#### [Job]
Copy every row below word for word, omitting the pictures.

[Labeled region rows]
>>>
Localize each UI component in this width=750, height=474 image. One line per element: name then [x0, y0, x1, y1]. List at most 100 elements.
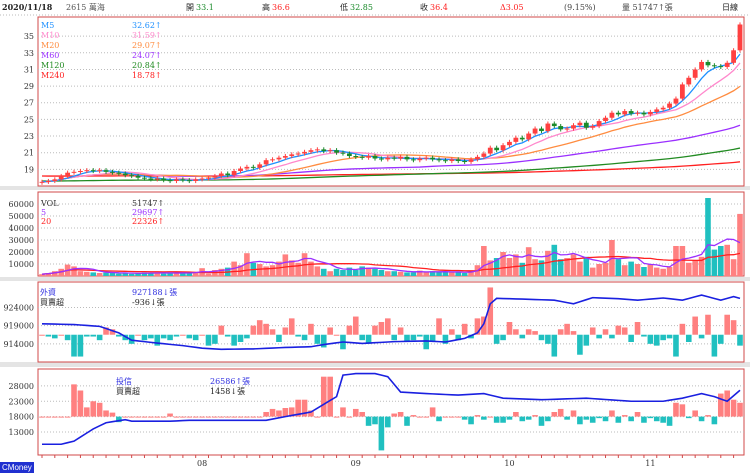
- trust-net-bar: [359, 412, 365, 417]
- high-value: 36.6: [272, 3, 290, 12]
- volume-bar: [724, 244, 730, 276]
- volume-bar: [692, 260, 698, 276]
- foreign-net-bar: [698, 334, 705, 339]
- trust-net-bar: [224, 416, 231, 418]
- trust-net-bar: [199, 416, 205, 418]
- foreign-net-bar: [404, 334, 410, 342]
- foreign-net-bar: [192, 334, 199, 341]
- cmoney-logo: CMoney: [0, 462, 34, 473]
- candle-body: [321, 149, 327, 152]
- candle-body: [404, 156, 410, 160]
- trust-net-bar: [160, 416, 167, 418]
- trust-net-bar: [52, 416, 58, 418]
- foreign-net-bar: [564, 323, 570, 335]
- volume-bar: [167, 273, 173, 276]
- trust-net-bar: [564, 416, 570, 420]
- foreign-net-bar: [737, 334, 743, 346]
- volume-bar: [589, 267, 596, 276]
- foreign-net-bar: [352, 316, 359, 335]
- volume-bar: [685, 262, 692, 276]
- candle-body: [398, 156, 404, 159]
- volume-bar: [141, 272, 148, 276]
- foreign-net-bar: [173, 334, 180, 337]
- foreign-net-bar: [320, 334, 327, 348]
- trust-axis-tick: 28000: [9, 382, 34, 391]
- ma-legend: M5 32.62↑ M10 31.59↑ M20 29.07↑ M60 24.07↑ M120 2…: [41, 21, 162, 80]
- open-label: 開: [186, 3, 194, 12]
- foreign-net-bar: [231, 334, 237, 346]
- candle-body: [46, 181, 51, 183]
- month-label: 11: [645, 459, 655, 468]
- change-value: Δ3.05: [500, 3, 524, 12]
- foreign-net-bar: [224, 334, 231, 337]
- volume-legend-value: 29697↑: [132, 208, 164, 217]
- candle-body: [340, 152, 346, 154]
- foreign-net-bar: [660, 334, 666, 341]
- foreign-net-bar: [58, 334, 65, 336]
- foreign-net-bar: [577, 334, 583, 355]
- price-axis-tick: 33: [24, 49, 34, 58]
- ma-label: M10: [41, 31, 59, 40]
- foreign-net-bar: [359, 334, 365, 341]
- foreign-net-bar: [77, 334, 84, 357]
- trust-net-bar: [487, 416, 494, 418]
- volume-bar: [378, 270, 385, 276]
- trust-net-bar: [71, 384, 77, 417]
- trust-net-bar: [577, 416, 583, 425]
- candle-body: [391, 157, 397, 159]
- trust-net-bar: [506, 416, 513, 420]
- volume-bar: [314, 266, 321, 276]
- trust-title: 投信: [116, 376, 132, 386]
- volume-bar: [282, 254, 289, 276]
- foreign-net-bar: [116, 334, 122, 337]
- foreign-net-bar: [653, 334, 660, 346]
- volume-bar: [417, 270, 423, 276]
- price-axis-tick: 27: [24, 99, 34, 108]
- foreign-net-bar: [199, 334, 205, 336]
- trust-net-bar: [596, 416, 602, 419]
- foreign-net-bar: [64, 334, 71, 341]
- trust-net-bar: [583, 416, 590, 420]
- foreign-net-bar: [237, 334, 244, 342]
- candle-body: [564, 128, 570, 130]
- volume-bar: [461, 273, 468, 276]
- candle-body: [65, 172, 71, 177]
- trust-net-bar: [64, 416, 71, 418]
- foreign-net-bar: [205, 334, 212, 346]
- month-label: 09: [351, 459, 361, 468]
- foreign-net-bar: [250, 325, 257, 335]
- volume-bar: [705, 198, 711, 276]
- volume-bar: [90, 272, 97, 276]
- candle-body: [372, 156, 378, 159]
- foreign-net-bar: [141, 334, 148, 341]
- trust-net-bar: [301, 399, 308, 417]
- candle-body: [385, 157, 391, 160]
- trust-net-bar: [685, 416, 692, 419]
- trust-net-bar: [116, 416, 122, 423]
- volume-bar: [717, 246, 724, 276]
- volume-bar: [557, 259, 564, 276]
- candle-body: [711, 65, 717, 67]
- foreign-net-bar: [276, 334, 282, 342]
- trust-net-bar: [698, 416, 705, 422]
- trust-net-bar: [429, 407, 436, 417]
- trust-net-bar: [545, 416, 551, 422]
- period-selector[interactable]: 日線: [722, 2, 738, 12]
- candle-body: [494, 147, 500, 151]
- volume-bar: [468, 271, 474, 276]
- foreign-net-bar: [282, 327, 289, 335]
- ma-label: M120: [41, 61, 64, 70]
- volume-bar: [551, 244, 558, 276]
- foreign-axis-tick: 924000: [3, 303, 34, 312]
- candle-body: [238, 168, 243, 172]
- candle-body: [468, 159, 474, 162]
- ma-value: 29.07↑: [132, 41, 162, 50]
- trust-net-bar: [532, 415, 538, 417]
- volume-bar: [96, 273, 103, 276]
- volume-bar: [295, 262, 301, 276]
- candle-body: [583, 122, 589, 128]
- candle-body: [84, 170, 90, 172]
- trust-net-bar: [673, 402, 679, 417]
- volume-bar: [513, 254, 519, 276]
<<<
#### [The output]
Localize each UI component in this width=750, height=474 image. One line per element: name then [x0, y0, x1, y1]. List at most 100 elements.
- trust-net-bar: [359, 412, 365, 417]
- high-value: 36.6: [272, 3, 290, 12]
- volume-bar: [724, 244, 730, 276]
- volume-bar: [692, 260, 698, 276]
- foreign-net-bar: [698, 334, 705, 339]
- trust-net-bar: [224, 416, 231, 418]
- trust-net-bar: [199, 416, 205, 418]
- foreign-net-bar: [404, 334, 410, 342]
- foreign-net-bar: [192, 334, 199, 341]
- cmoney-logo: CMoney: [0, 462, 34, 473]
- candle-body: [321, 149, 327, 152]
- candle-body: [404, 156, 410, 160]
- trust-net-bar: [160, 416, 167, 418]
- trust-net-bar: [52, 416, 58, 418]
- foreign-net-bar: [564, 323, 570, 335]
- volume-bar: [167, 273, 173, 276]
- trust-net-bar: [564, 416, 570, 420]
- foreign-net-bar: [737, 334, 743, 346]
- volume-bar: [589, 267, 596, 276]
- foreign-net-bar: [352, 316, 359, 335]
- volume-bar: [685, 262, 692, 276]
- candle-body: [398, 156, 404, 159]
- volume-bar: [141, 272, 148, 276]
- foreign-net-bar: [173, 334, 180, 337]
- foreign-net-bar: [320, 334, 327, 348]
- trust-axis-tick: 28000: [9, 382, 34, 391]
- ma-legend: M5 32.62↑ M10 31.59↑ M20 29.07↑ M60 24.07↑ M120 2…: [41, 21, 162, 80]
- open-label: 開: [186, 3, 194, 12]
- foreign-net-bar: [231, 334, 237, 346]
- candle-body: [46, 181, 51, 183]
- month-label: 11: [645, 459, 655, 468]
- change-value: Δ3.05: [500, 3, 524, 12]
- foreign-net-bar: [224, 334, 231, 337]
- volume-legend-value: 29697↑: [132, 208, 164, 217]
- candle-body: [340, 152, 346, 154]
- foreign-net-bar: [660, 334, 666, 341]
- foreign-net-bar: [58, 334, 65, 336]
- foreign-net-bar: [577, 334, 583, 355]
- price-axis-tick: 33: [24, 49, 34, 58]
- ma-label: M10: [41, 31, 59, 40]
- foreign-net-bar: [359, 334, 365, 341]
- foreign-net-bar: [77, 334, 84, 357]
- trust-net-bar: [487, 416, 494, 418]
- volume-bar: [378, 270, 385, 276]
- trust-net-bar: [71, 384, 77, 417]
- trust-net-bar: [577, 416, 583, 425]
- candle-body: [391, 157, 397, 159]
- trust-net-bar: [506, 416, 513, 420]
- volume-bar: [314, 266, 321, 276]
- trust-title: 投信: [116, 376, 132, 386]
- volume-bar: [282, 254, 289, 276]
- foreign-net-bar: [116, 334, 122, 337]
- foreign-net-bar: [653, 334, 660, 346]
- volume-bar: [417, 270, 423, 276]
- price-axis-tick: 27: [24, 99, 34, 108]
- foreign-net-bar: [199, 334, 205, 336]
- trust-net-bar: [596, 416, 602, 419]
- foreign-net-bar: [64, 334, 71, 341]
- trust-net-bar: [583, 416, 590, 420]
- foreign-net-bar: [237, 334, 244, 342]
- candle-body: [564, 128, 570, 130]
- volume-bar: [461, 273, 468, 276]
- candle-body: [65, 172, 71, 177]
- trust-net-bar: [64, 416, 71, 418]
- foreign-net-bar: [205, 334, 212, 346]
- month-label: 09: [351, 459, 361, 468]
- foreign-net-bar: [250, 325, 257, 335]
- volume-bar: [705, 198, 711, 276]
- volume-bar: [90, 272, 97, 276]
- candle-body: [372, 156, 378, 159]
- foreign-net-bar: [141, 334, 148, 341]
- trust-net-bar: [301, 399, 308, 417]
- candle-body: [385, 157, 391, 160]
- trust-net-bar: [685, 416, 692, 419]
- trust-net-bar: [116, 416, 122, 423]
- volume-bar: [717, 246, 724, 276]
- volume-bar: [557, 259, 564, 276]
- candle-body: [711, 65, 717, 67]
- foreign-net-bar: [276, 334, 282, 342]
- trust-net-bar: [698, 416, 705, 422]
- trust-net-bar: [429, 407, 436, 417]
- trust-net-bar: [545, 416, 551, 422]
- period-selector[interactable]: 日線: [722, 2, 738, 12]
- candle-body: [494, 147, 500, 151]
- volume-bar: [468, 271, 474, 276]
- foreign-net-bar: [282, 327, 289, 335]
- ma-label: M120: [41, 61, 64, 70]
- volume-bar: [551, 244, 558, 276]
- foreign-axis-tick: 924000: [3, 303, 34, 312]
- candle-body: [238, 168, 243, 172]
- candle-body: [468, 159, 474, 162]
- ma-value: 29.07↑: [132, 41, 162, 50]
- trust-net-bar: [532, 415, 538, 417]
- volume-bar: [96, 273, 103, 276]
- volume-bar: [295, 262, 301, 276]
- candle-body: [583, 122, 589, 128]
- candle-body: [84, 170, 90, 172]
- trust-net-bar: [673, 402, 679, 417]
- volume-bar: [513, 254, 519, 276]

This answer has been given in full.